Dataset extract >>
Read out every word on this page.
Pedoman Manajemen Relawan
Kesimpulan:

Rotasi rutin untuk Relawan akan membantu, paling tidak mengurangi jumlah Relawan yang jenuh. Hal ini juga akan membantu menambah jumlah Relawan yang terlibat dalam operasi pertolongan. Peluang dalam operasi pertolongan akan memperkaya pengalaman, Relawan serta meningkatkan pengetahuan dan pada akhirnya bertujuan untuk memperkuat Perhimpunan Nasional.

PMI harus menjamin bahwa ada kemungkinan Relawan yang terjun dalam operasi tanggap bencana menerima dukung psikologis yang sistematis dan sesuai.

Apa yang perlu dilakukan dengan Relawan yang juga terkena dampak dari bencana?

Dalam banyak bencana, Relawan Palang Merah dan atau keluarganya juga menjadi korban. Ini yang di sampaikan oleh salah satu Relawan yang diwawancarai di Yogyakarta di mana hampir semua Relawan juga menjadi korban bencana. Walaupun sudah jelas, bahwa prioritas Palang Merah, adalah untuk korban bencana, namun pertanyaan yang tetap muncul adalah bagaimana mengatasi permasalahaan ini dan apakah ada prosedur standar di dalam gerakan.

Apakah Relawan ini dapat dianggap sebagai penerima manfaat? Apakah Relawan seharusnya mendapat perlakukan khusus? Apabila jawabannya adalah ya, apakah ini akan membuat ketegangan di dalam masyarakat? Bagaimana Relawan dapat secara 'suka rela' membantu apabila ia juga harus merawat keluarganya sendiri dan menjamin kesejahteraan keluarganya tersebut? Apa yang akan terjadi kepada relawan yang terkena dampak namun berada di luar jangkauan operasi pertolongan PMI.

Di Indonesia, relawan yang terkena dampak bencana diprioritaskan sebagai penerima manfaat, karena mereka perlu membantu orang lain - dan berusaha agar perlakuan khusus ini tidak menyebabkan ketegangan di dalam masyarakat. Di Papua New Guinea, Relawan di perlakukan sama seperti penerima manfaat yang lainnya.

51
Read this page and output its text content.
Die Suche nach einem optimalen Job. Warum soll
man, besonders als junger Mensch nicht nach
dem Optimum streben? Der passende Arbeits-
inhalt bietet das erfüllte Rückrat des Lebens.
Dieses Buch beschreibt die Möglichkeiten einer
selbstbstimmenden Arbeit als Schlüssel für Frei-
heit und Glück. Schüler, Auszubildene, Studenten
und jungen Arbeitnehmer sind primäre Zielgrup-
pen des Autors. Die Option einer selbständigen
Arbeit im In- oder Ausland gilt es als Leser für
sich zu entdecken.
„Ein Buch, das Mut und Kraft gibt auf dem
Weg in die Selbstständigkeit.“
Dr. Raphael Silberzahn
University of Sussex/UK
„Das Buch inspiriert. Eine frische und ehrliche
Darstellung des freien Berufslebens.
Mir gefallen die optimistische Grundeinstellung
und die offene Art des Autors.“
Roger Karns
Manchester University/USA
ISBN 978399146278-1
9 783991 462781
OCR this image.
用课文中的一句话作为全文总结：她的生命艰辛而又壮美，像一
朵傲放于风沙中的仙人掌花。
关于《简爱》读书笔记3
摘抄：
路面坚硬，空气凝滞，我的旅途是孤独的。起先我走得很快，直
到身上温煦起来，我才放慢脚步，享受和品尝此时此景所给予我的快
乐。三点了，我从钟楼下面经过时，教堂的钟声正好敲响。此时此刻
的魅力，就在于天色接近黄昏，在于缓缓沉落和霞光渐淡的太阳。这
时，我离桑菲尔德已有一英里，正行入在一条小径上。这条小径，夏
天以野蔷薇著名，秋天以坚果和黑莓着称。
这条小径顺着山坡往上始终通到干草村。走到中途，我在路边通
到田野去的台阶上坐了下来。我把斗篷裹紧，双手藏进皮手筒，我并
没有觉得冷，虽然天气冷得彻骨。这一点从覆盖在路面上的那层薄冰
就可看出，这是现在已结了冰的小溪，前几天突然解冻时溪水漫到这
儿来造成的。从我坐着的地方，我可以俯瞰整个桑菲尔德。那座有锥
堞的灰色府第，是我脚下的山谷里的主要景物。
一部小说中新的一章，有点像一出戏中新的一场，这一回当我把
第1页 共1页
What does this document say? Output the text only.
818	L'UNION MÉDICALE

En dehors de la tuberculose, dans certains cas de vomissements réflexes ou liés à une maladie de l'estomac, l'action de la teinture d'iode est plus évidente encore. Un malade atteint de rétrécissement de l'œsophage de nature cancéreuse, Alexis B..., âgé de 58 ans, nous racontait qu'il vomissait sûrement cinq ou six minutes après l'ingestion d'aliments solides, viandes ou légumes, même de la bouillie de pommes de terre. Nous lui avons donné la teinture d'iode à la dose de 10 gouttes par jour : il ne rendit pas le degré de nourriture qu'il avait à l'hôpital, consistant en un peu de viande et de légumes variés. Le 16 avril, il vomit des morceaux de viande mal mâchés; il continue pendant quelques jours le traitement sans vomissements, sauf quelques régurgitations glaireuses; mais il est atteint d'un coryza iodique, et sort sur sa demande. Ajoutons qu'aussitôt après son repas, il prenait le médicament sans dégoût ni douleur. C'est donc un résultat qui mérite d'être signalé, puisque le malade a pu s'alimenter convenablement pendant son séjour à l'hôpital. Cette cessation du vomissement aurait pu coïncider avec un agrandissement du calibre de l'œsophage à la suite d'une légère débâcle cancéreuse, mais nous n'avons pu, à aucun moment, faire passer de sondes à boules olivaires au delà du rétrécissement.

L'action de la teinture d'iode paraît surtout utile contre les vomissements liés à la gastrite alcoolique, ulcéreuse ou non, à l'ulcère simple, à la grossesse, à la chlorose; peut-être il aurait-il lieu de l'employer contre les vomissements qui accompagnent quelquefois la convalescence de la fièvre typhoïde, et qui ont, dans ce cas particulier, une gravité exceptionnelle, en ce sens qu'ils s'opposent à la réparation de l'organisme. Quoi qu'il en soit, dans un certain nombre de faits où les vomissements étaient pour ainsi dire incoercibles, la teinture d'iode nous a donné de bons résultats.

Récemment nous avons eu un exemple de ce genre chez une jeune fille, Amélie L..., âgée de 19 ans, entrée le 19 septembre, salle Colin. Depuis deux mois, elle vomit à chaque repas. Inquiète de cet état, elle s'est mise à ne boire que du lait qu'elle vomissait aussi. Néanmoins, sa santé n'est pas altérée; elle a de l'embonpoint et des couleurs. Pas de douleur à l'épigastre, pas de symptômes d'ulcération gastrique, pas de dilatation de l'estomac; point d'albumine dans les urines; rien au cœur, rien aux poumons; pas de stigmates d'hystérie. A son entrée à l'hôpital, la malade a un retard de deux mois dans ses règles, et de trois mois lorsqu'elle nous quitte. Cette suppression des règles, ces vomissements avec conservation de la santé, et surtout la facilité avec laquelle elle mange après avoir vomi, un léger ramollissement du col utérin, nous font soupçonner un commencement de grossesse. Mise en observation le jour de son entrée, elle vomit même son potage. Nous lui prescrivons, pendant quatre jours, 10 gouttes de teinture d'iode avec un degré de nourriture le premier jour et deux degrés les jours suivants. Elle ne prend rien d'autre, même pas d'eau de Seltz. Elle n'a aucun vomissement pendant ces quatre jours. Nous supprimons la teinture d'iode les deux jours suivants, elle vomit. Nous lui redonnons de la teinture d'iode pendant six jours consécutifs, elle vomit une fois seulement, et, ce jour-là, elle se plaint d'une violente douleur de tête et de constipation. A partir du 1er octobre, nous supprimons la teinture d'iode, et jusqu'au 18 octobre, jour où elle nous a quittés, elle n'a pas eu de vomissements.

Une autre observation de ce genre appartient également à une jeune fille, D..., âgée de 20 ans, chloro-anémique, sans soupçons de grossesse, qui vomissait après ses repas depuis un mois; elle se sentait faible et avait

Directions for this task >>
Please reproduce the entire listing, exactly as shown.

Answer to this problem >>
Read out every word on this page.
Pedoman Manajemen Relawan
Kesimpulan:

Rotasi rutin untuk Relawan akan membantu, paling tidak mengurangi jumlah Relawan yang jenuh. Hal ini juga akan membantu menambah jumlah Relawan yang terlibat dalam operasi pertolongan. Peluang dalam operasi pertolongan akan memperkaya pengalaman, Relawan serta meningkatkan pengetahuan dan pada akhirnya bertujuan untuk memperkuat Perhimpunan Nasional.

PMI harus menjamin bahwa ada kemungkinan Relawan yang terjun dalam operasi tanggap bencana menerima dukung psikologis yang sistematis dan sesuai.

Apa yang perlu dilakukan dengan Relawan yang juga terkena dampak dari bencana?

Dalam banyak bencana, Relawan Palang Merah dan atau keluarganya juga menjadi korban. Ini yang di sampaikan oleh salah satu Relawan yang diwawancarai di Yogyakarta di mana hampir semua Relawan juga menjadi korban bencana. Walaupun sudah jelas, bahwa prioritas Palang Merah, adalah untuk korban bencana, namun pertanyaan yang tetap muncul adalah bagaimana mengatasi permasalahaan ini dan apakah ada prosedur standar di dalam gerakan.

Apakah Relawan ini dapat dianggap sebagai penerima manfaat? Apakah Relawan seharusnya mendapat perlakukan khusus? Apabila jawabannya adalah ya, apakah ini akan membuat ketegangan di dalam masyarakat? Bagaimana Relawan dapat secara 'suka rela' membantu apabila ia juga harus merawat keluarganya sendiri dan menjamin kesejahteraan keluarganya tersebut? Apa yang akan terjadi kepada relawan yang terkena dampak namun berada di luar jangkauan operasi pertolongan PMI.

Di Indonesia, relawan yang terkena dampak bencana diprioritaskan sebagai penerima manfaat, karena mereka perlu membantu orang lain - dan berusaha agar perlakuan khusus ini tidak menyebabkan ketegangan di dalam masyarakat. Di Papua New Guinea, Relawan di perlakukan sama seperti penerima manfaat yang lainnya.

51
Read this page and output its text content.
Die Suche nach einem optimalen Job. Warum soll
man, besonders als junger Mensch nicht nach
dem Optimum streben? Der passende Arbeits-
inhalt bietet das erfüllte Rückrat des Lebens.
Dieses Buch beschreibt die Möglichkeiten einer
selbstbstimmenden Arbeit als Schlüssel für Frei-
heit und Glück. Schüler, Auszubildene, Studenten
und jungen Arbeitnehmer sind primäre Zielgrup-
pen des Autors. Die Option einer selbständigen
Arbeit im In- oder Ausland gilt es als Leser für
sich zu entdecken.
„Ein Buch, das Mut und Kraft gibt auf dem
Weg in die Selbstständigkeit.“
Dr. Raphael Silberzahn
University of Sussex/UK
„Das Buch inspiriert. Eine frische und ehrliche
Darstellung des freien Berufslebens.
Mir gefallen die optimistische Grundeinstellung
und die offene Art des Autors.“
Roger Karns
Manchester University/USA
ISBN 978399146278-1
9 783991 462781
OCR this image.
用课文中的一句话作为全文总结：她的生命艰辛而又壮美，像一
朵傲放于风沙中的仙人掌花。
关于《简爱》读书笔记3
摘抄：
路面坚硬，空气凝滞，我的旅途是孤独的。起先我走得很快，直
到身上温煦起来，我才放慢脚步，享受和品尝此时此景所给予我的快
乐。三点了，我从钟楼下面经过时，教堂的钟声正好敲响。此时此刻
的魅力，就在于天色接近黄昏，在于缓缓沉落和霞光渐淡的太阳。这
时，我离桑菲尔德已有一英里，正行入在一条小径上。这条小径，夏
天以野蔷薇著名，秋天以坚果和黑莓着称。
这条小径顺着山坡往上始终通到干草村。走到中途，我在路边通
到田野去的台阶上坐了下来。我把斗篷裹紧，双手藏进皮手筒，我并
没有觉得冷，虽然天气冷得彻骨。这一点从覆盖在路面上的那层薄冰
就可看出，这是现在已结了冰的小溪，前几天突然解冻时溪水漫到这
儿来造成的。从我坐着的地方，我可以俯瞰整个桑菲尔德。那座有锥
堞的灰色府第，是我脚下的山谷里的主要景物。
一部小说中新的一章，有点像一出戏中新的一场，这一回当我把
第1页 共1页
What does this document say? Output the text only.
818	L'UNION MÉDICALE

En dehors de la tuberculose, dans certains cas de vomissements réflexes ou liés à une maladie de l'estomac, l'action de la teinture d'iode est plus évidente encore. Un malade atteint de rétrécissement de l'œsophage de nature cancéreuse, Alexis B..., âgé de 58 ans, nous racontait qu'il vomissait sûrement cinq ou six minutes après l'ingestion d'aliments solides, viandes ou légumes, même de la bouillie de pommes de terre. Nous lui avons donné la teinture d'iode à la dose de 10 gouttes par jour : il ne rendit pas le degré de nourriture qu'il avait à l'hôpital, consistant en un peu de viande et de légumes variés. Le 16 avril, il vomit des morceaux de viande mal mâchés; il continue pendant quelques jours le traitement sans vomissements, sauf quelques régurgitations glaireuses; mais il est atteint d'un coryza iodique, et sort sur sa demande. Ajoutons qu'aussitôt après son repas, il prenait le médicament sans dégoût ni douleur. C'est donc un résultat qui mérite d'être signalé, puisque le malade a pu s'alimenter convenablement pendant son séjour à l'hôpital. Cette cessation du vomissement aurait pu coïncider avec un agrandissement du calibre de l'œsophage à la suite d'une légère débâcle cancéreuse, mais nous n'avons pu, à aucun moment, faire passer de sondes à boules olivaires au delà du rétrécissement.

L'action de la teinture d'iode paraît surtout utile contre les vomissements liés à la gastrite alcoolique, ulcéreuse ou non, à l'ulcère simple, à la grossesse, à la chlorose; peut-être il aurait-il lieu de l'employer contre les vomissements qui accompagnent quelquefois la convalescence de la fièvre typhoïde, et qui ont, dans ce cas particulier, une gravité exceptionnelle, en ce sens qu'ils s'opposent à la réparation de l'organisme. Quoi qu'il en soit, dans un certain nombre de faits où les vomissements étaient pour ainsi dire incoercibles, la teinture d'iode nous a donné de bons résultats.

Récemment nous avons eu un exemple de ce genre chez une jeune fille, Amélie L..., âgée de 19 ans, entrée le 19 septembre, salle Colin. Depuis deux mois, elle vomit à chaque repas. Inquiète de cet état, elle s'est mise à ne boire que du lait qu'elle vomissait aussi. Néanmoins, sa santé n'est pas altérée; elle a de l'embonpoint et des couleurs. Pas de douleur à l'épigastre, pas de symptômes d'ulcération gastrique, pas de dilatation de l'estomac; point d'albumine dans les urines; rien au cœur, rien aux poumons; pas de stigmates d'hystérie. A son entrée à l'hôpital, la malade a un retard de deux mois dans ses règles, et de trois mois lorsqu'elle nous quitte. Cette suppression des règles, ces vomissements avec conservation de la santé, et surtout la facilité avec laquelle elle mange après avoir vomi, un léger ramollissement du col utérin, nous font soupçonner un commencement de grossesse. Mise en observation le jour de son entrée, elle vomit même son potage. Nous lui prescrivons, pendant quatre jours, 10 gouttes de teinture d'iode avec un degré de nourriture le premier jour et deux degrés les jours suivants. Elle ne prend rien d'autre, même pas d'eau de Seltz. Elle n'a aucun vomissement pendant ces quatre jours. Nous supprimons la teinture d'iode les deux jours suivants, elle vomit. Nous lui redonnons de la teinture d'iode pendant six jours consécutifs, elle vomit une fois seulement, et, ce jour-là, elle se plaint d'une violente douleur de tête et de constipation. A partir du 1er octobre, nous supprimons la teinture d'iode, et jusqu'au 18 octobre, jour où elle nous a quittés, elle n'a pas eu de vomissements.

Une autre observation de ce genre appartient également à une jeune fille, D..., âgée de 20 ans, chloro-anémique, sans soupçons de grossesse, qui vomissait après ses repas depuis un mois; elle se sentait faible et avait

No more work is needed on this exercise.